# Set problem:
Restate each line of the listing exactly, without carrying over any pictures.

# Exercise material:
--- --- ---

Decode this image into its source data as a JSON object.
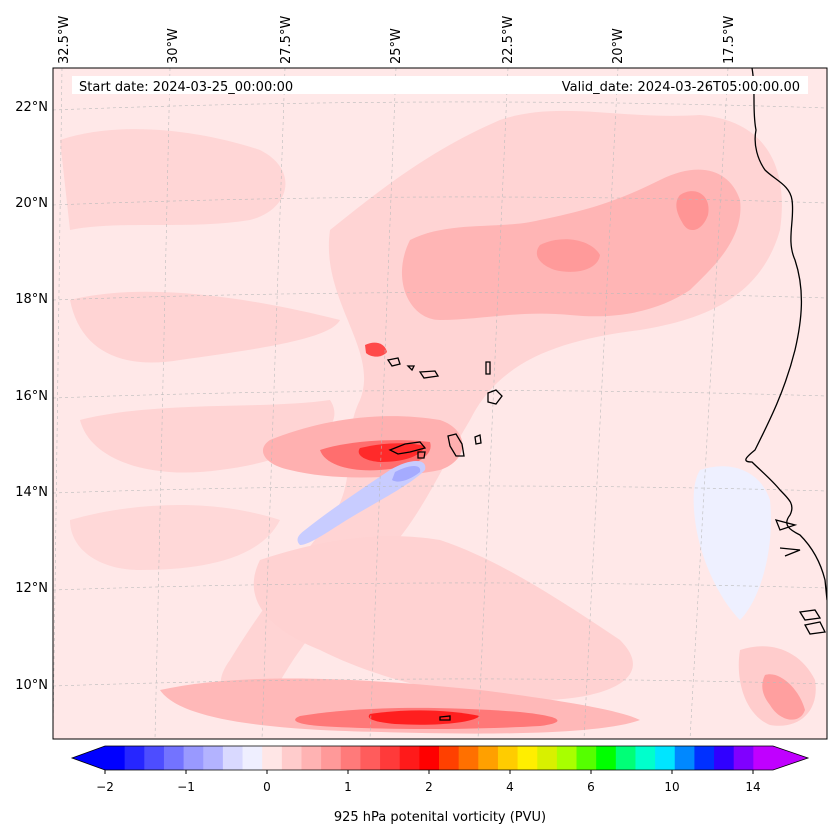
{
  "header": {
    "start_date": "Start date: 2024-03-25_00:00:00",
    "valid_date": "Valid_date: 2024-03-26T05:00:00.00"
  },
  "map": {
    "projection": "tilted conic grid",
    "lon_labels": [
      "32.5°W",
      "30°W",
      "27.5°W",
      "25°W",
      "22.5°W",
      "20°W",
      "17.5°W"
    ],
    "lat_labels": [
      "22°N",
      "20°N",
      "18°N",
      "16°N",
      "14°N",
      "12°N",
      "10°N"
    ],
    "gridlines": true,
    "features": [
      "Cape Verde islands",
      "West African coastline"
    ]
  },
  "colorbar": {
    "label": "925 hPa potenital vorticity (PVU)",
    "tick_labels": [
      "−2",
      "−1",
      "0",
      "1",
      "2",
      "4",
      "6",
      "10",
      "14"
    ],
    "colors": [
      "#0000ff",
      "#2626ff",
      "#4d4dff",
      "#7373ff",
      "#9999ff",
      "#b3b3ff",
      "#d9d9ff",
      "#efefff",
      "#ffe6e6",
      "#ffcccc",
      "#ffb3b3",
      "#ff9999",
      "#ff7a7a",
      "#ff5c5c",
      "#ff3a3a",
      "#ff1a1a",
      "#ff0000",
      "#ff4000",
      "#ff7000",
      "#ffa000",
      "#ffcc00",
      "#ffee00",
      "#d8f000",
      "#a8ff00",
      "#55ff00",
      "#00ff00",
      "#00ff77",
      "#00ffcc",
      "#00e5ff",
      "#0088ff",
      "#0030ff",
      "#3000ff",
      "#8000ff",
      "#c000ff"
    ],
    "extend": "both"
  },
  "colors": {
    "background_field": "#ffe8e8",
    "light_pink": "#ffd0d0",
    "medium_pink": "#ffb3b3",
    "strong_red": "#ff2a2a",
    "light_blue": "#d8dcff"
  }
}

--- --- ---

# Solved exercise:
Decode this image into its source data as a JSON object.
{
  "header": {
    "start_date": "Start date: 2024-03-25_00:00:00",
    "valid_date": "Valid_date: 2024-03-26T05:00:00.00"
  },
  "map": {
    "projection": "tilted conic grid",
    "lon_labels": [
      "32.5°W",
      "30°W",
      "27.5°W",
      "25°W",
      "22.5°W",
      "20°W",
      "17.5°W"
    ],
    "lat_labels": [
      "22°N",
      "20°N",
      "18°N",
      "16°N",
      "14°N",
      "12°N",
      "10°N"
    ],
    "gridlines": true,
    "features": [
      "Cape Verde islands",
      "West African coastline"
    ]
  },
  "colorbar": {
    "label": "925 hPa potenital vorticity (PVU)",
    "tick_labels": [
      "−2",
      "−1",
      "0",
      "1",
      "2",
      "4",
      "6",
      "10",
      "14"
    ],
    "colors": [
      "#0000ff",
      "#2626ff",
      "#4d4dff",
      "#7373ff",
      "#9999ff",
      "#b3b3ff",
      "#d9d9ff",
      "#efefff",
      "#ffe6e6",
      "#ffcccc",
      "#ffb3b3",
      "#ff9999",
      "#ff7a7a",
      "#ff5c5c",
      "#ff3a3a",
      "#ff1a1a",
      "#ff0000",
      "#ff4000",
      "#ff7000",
      "#ffa000",
      "#ffcc00",
      "#ffee00",
      "#d8f000",
      "#a8ff00",
      "#55ff00",
      "#00ff00",
      "#00ff77",
      "#00ffcc",
      "#00e5ff",
      "#0088ff",
      "#0030ff",
      "#3000ff",
      "#8000ff",
      "#c000ff"
    ],
    "extend": "both"
  },
  "colors": {
    "background_field": "#ffe8e8",
    "light_pink": "#ffd0d0",
    "medium_pink": "#ffb3b3",
    "strong_red": "#ff2a2a",
    "light_blue": "#d8dcff"
  }
}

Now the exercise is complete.